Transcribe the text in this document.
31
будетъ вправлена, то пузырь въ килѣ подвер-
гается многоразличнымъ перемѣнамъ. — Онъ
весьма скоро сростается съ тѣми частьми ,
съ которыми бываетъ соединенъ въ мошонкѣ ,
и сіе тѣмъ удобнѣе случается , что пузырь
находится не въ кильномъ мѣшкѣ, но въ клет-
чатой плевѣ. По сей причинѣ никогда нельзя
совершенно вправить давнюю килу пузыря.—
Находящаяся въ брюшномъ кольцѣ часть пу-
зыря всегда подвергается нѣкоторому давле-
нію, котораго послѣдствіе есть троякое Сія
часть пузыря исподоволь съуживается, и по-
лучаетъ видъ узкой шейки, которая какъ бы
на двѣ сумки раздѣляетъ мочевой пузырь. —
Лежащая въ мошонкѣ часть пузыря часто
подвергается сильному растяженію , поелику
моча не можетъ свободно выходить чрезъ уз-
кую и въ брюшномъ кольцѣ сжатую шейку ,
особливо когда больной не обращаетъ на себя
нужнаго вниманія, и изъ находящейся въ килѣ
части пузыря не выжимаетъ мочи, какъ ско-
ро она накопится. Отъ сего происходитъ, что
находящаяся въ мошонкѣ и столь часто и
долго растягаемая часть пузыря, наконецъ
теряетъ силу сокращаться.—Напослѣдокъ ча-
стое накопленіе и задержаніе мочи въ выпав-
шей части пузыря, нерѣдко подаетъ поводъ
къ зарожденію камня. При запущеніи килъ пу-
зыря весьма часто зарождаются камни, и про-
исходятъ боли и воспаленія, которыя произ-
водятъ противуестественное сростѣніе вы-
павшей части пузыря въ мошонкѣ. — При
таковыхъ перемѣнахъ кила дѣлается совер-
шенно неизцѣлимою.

◇ ◇ ◇ ◇

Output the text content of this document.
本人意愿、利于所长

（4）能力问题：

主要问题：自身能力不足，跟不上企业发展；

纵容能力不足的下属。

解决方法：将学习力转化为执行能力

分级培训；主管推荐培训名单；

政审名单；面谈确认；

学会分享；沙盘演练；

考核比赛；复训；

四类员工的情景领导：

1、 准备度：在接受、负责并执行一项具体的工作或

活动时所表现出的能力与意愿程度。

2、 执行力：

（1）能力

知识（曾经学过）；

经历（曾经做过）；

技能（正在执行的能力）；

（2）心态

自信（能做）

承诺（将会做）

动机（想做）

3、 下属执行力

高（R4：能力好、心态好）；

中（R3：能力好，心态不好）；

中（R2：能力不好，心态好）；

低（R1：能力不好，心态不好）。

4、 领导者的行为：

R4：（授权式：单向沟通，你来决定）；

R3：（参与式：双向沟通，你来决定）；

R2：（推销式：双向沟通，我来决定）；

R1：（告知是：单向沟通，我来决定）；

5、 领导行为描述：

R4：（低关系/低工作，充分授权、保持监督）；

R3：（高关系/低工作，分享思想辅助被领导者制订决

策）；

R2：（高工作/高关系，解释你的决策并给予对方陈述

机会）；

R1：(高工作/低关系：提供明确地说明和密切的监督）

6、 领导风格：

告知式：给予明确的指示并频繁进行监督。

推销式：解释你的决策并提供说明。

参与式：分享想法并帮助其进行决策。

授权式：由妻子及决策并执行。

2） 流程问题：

◇ ◇ ◇ ◇

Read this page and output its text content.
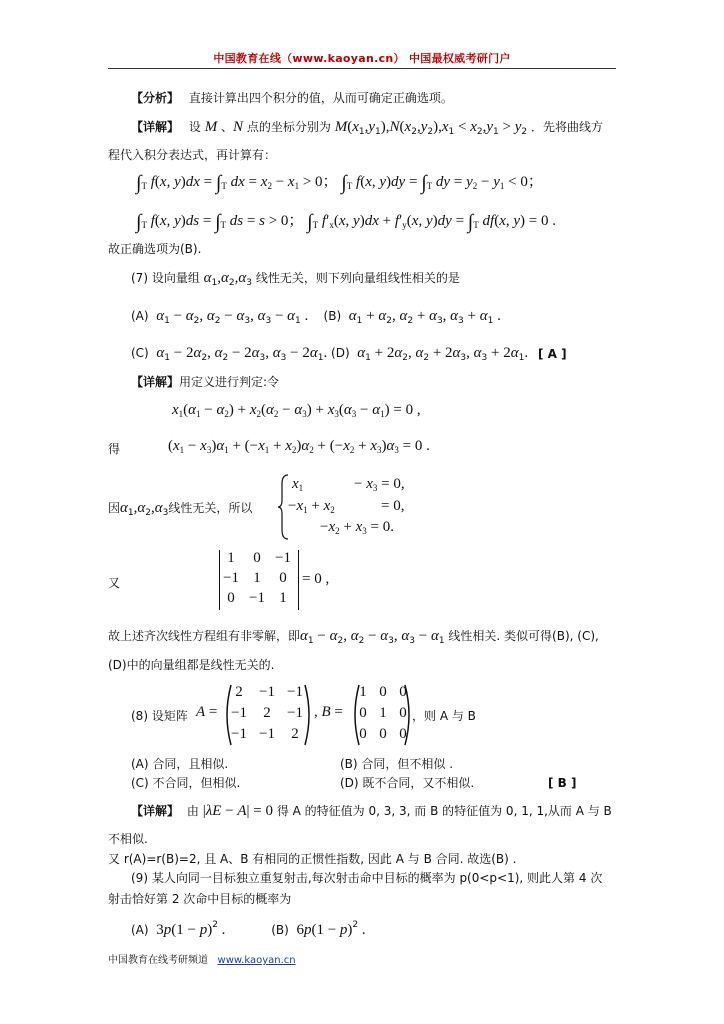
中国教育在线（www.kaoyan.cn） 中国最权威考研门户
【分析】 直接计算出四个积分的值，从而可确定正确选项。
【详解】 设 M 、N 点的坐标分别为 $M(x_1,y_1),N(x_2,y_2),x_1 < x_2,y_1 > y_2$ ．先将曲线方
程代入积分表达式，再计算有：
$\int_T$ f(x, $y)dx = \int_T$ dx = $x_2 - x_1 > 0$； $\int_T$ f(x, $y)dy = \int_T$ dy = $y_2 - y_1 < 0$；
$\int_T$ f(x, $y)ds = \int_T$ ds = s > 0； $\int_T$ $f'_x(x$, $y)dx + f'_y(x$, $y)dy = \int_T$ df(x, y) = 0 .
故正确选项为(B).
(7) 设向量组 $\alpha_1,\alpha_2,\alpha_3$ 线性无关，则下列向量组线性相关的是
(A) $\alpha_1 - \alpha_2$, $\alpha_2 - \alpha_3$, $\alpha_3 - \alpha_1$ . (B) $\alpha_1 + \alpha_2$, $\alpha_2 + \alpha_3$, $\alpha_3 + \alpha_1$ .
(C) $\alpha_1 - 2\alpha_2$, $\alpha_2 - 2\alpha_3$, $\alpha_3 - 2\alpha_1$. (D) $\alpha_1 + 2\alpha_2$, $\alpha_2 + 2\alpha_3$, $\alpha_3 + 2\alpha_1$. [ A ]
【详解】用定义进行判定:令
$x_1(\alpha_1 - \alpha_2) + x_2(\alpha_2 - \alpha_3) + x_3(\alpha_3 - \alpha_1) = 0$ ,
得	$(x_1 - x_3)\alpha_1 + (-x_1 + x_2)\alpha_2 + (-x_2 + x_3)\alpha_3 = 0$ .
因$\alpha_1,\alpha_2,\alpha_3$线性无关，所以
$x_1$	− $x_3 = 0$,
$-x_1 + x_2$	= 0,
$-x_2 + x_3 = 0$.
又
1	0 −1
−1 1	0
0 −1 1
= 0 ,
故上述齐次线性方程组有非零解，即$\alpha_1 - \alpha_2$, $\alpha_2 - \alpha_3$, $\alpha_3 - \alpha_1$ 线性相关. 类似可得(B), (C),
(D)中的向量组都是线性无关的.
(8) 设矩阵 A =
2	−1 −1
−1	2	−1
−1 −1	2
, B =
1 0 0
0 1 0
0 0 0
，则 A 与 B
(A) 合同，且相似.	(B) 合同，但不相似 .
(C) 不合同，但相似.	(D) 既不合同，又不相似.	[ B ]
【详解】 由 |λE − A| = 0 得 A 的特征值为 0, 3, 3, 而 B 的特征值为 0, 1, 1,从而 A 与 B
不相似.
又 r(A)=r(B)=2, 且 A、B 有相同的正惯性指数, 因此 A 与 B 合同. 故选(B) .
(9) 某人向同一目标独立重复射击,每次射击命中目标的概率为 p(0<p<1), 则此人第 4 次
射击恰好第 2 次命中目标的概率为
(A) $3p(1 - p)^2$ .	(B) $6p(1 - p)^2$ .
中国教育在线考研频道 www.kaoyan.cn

◇ ◇ ◇ ◇

- [REQUEST]
Only lines with the word "части" are wanted, so copy each one from the records.

- [EXERCISE RESPONSE]
части пузыря не выжимаетъ мочи, какъ ско-
шей части пузыря, нерѣдко подаетъ поводъ
павшей части пузыря въ мошонкѣ. — При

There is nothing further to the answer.